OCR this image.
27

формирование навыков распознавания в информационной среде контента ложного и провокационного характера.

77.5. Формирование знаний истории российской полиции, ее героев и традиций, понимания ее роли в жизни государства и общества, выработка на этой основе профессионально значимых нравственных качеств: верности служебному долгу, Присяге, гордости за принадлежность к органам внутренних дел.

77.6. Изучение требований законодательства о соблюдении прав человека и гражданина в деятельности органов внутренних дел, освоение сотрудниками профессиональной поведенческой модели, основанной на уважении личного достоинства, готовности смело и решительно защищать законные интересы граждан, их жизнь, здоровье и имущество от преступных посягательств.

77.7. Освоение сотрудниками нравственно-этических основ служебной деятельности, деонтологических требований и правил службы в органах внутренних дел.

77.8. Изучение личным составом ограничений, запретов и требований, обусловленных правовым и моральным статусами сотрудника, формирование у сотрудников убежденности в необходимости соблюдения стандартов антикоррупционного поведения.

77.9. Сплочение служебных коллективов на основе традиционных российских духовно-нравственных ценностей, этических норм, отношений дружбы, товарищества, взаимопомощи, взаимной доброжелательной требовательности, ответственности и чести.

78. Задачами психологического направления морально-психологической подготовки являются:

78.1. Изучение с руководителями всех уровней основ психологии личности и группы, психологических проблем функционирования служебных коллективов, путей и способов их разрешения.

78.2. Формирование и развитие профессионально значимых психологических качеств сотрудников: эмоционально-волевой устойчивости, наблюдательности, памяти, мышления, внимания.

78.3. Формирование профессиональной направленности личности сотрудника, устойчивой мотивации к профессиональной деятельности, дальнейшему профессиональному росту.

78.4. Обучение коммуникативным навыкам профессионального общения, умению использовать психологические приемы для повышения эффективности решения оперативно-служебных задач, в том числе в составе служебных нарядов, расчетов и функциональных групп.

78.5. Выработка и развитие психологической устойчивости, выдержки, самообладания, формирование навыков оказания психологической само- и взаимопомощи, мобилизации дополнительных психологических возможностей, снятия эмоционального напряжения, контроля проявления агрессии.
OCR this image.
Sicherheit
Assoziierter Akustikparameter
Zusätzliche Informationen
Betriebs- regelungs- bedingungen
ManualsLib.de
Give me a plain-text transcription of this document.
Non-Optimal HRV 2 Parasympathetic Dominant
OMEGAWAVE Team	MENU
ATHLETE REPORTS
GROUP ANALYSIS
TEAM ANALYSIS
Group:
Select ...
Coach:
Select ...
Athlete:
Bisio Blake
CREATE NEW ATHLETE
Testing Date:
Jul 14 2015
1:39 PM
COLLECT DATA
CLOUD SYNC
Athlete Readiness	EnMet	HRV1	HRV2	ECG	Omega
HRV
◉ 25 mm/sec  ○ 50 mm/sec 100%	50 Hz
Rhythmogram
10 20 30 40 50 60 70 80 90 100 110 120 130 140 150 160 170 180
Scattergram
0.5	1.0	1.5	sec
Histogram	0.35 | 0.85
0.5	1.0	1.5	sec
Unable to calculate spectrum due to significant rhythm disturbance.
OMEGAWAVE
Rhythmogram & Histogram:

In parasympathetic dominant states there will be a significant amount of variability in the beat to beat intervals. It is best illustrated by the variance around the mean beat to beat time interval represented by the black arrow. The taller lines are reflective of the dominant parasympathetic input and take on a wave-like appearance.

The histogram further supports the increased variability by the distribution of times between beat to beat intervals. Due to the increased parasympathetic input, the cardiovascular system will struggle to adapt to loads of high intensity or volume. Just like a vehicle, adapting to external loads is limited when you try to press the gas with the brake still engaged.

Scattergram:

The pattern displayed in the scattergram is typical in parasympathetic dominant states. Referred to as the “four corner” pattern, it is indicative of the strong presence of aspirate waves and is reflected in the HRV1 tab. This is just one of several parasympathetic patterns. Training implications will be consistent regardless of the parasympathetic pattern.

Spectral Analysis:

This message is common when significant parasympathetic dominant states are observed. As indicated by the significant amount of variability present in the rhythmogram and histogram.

YOUR INSTRUCTIONS:
Extract every entry in the listing word for word.

RESPONSE TO THIS EXERCISE:
OCR this image.
27

формирование навыков распознавания в информационной среде контента ложного и провокационного характера.

77.5. Формирование знаний истории российской полиции, ее героев и традиций, понимания ее роли в жизни государства и общества, выработка на этой основе профессионально значимых нравственных качеств: верности служебному долгу, Присяге, гордости за принадлежность к органам внутренних дел.

77.6. Изучение требований законодательства о соблюдении прав человека и гражданина в деятельности органов внутренних дел, освоение сотрудниками профессиональной поведенческой модели, основанной на уважении личного достоинства, готовности смело и решительно защищать законные интересы граждан, их жизнь, здоровье и имущество от преступных посягательств.

77.7. Освоение сотрудниками нравственно-этических основ служебной деятельности, деонтологических требований и правил службы в органах внутренних дел.

77.8. Изучение личным составом ограничений, запретов и требований, обусловленных правовым и моральным статусами сотрудника, формирование у сотрудников убежденности в необходимости соблюдения стандартов антикоррупционного поведения.

77.9. Сплочение служебных коллективов на основе традиционных российских духовно-нравственных ценностей, этических норм, отношений дружбы, товарищества, взаимопомощи, взаимной доброжелательной требовательности, ответственности и чести.

78. Задачами психологического направления морально-психологической подготовки являются:

78.1. Изучение с руководителями всех уровней основ психологии личности и группы, психологических проблем функционирования служебных коллективов, путей и способов их разрешения.

78.2. Формирование и развитие профессионально значимых психологических качеств сотрудников: эмоционально-волевой устойчивости, наблюдательности, памяти, мышления, внимания.

78.3. Формирование профессиональной направленности личности сотрудника, устойчивой мотивации к профессиональной деятельности, дальнейшему профессиональному росту.

78.4. Обучение коммуникативным навыкам профессионального общения, умению использовать психологические приемы для повышения эффективности решения оперативно-служебных задач, в том числе в составе служебных нарядов, расчетов и функциональных групп.

78.5. Выработка и развитие психологической устойчивости, выдержки, самообладания, формирование навыков оказания психологической само- и взаимопомощи, мобилизации дополнительных психологических возможностей, снятия эмоционального напряжения, контроля проявления агрессии.
OCR this image.
Sicherheit
Assoziierter Akustikparameter
Zusätzliche Informationen
Betriebs- regelungs- bedingungen
ManualsLib.de
Give me a plain-text transcription of this document.
Non-Optimal HRV 2 Parasympathetic Dominant
OMEGAWAVE Team	MENU
ATHLETE REPORTS
GROUP ANALYSIS
TEAM ANALYSIS
Group:
Select ...
Coach:
Select ...
Athlete:
Bisio Blake
CREATE NEW ATHLETE
Testing Date:
Jul 14 2015
1:39 PM
COLLECT DATA
CLOUD SYNC
Athlete Readiness	EnMet	HRV1	HRV2	ECG	Omega
HRV
◉ 25 mm/sec  ○ 50 mm/sec 100%	50 Hz
Rhythmogram
10 20 30 40 50 60 70 80 90 100 110 120 130 140 150 160 170 180
Scattergram
0.5	1.0	1.5	sec
Histogram	0.35 | 0.85
0.5	1.0	1.5	sec
Unable to calculate spectrum due to significant rhythm disturbance.
OMEGAWAVE
Rhythmogram & Histogram:

In parasympathetic dominant states there will be a significant amount of variability in the beat to beat intervals. It is best illustrated by the variance around the mean beat to beat time interval represented by the black arrow. The taller lines are reflective of the dominant parasympathetic input and take on a wave-like appearance.

The histogram further supports the increased variability by the distribution of times between beat to beat intervals. Due to the increased parasympathetic input, the cardiovascular system will struggle to adapt to loads of high intensity or volume. Just like a vehicle, adapting to external loads is limited when you try to press the gas with the brake still engaged.

Scattergram:

The pattern displayed in the scattergram is typical in parasympathetic dominant states. Referred to as the “four corner” pattern, it is indicative of the strong presence of aspirate waves and is reflected in the HRV1 tab. This is just one of several parasympathetic patterns. Training implications will be consistent regardless of the parasympathetic pattern.

Spectral Analysis:

This message is common when significant parasympathetic dominant states are observed. As indicated by the significant amount of variability present in the rhythmogram and histogram.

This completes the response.